Problem: Make an exact copy of the records, with the images left out.

Data supplied:

■ ■ ■ ■ ■

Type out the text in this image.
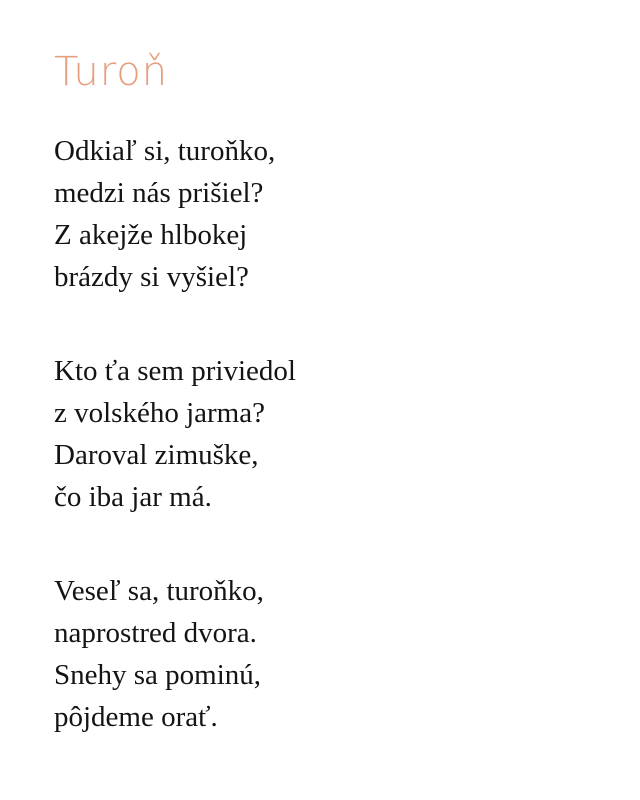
Turoň
Odkiaľ si, turoňko,
medzi nás prišiel?
Z akejže hlbokej
brázdy si vyšiel?
Kto ťa sem priviedol
z volského jarma?
Daroval zimuške,
čo iba jar má.
Veseľ sa, turoňko,
naprostred dvora.
Snehy sa pominú,
pôjdeme orať.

■ ■ ■ ■ ■

Answer to this task:
Type out the text in this image.
Turoň
Odkiaľ si, turoňko,
medzi nás prišiel?
Z akejže hlbokej
brázdy si vyšiel?
Kto ťa sem priviedol
z volského jarma?
Daroval zimuške,
čo iba jar má.
Veseľ sa, turoňko,
naprostred dvora.
Snehy sa pominú,
pôjdeme orať.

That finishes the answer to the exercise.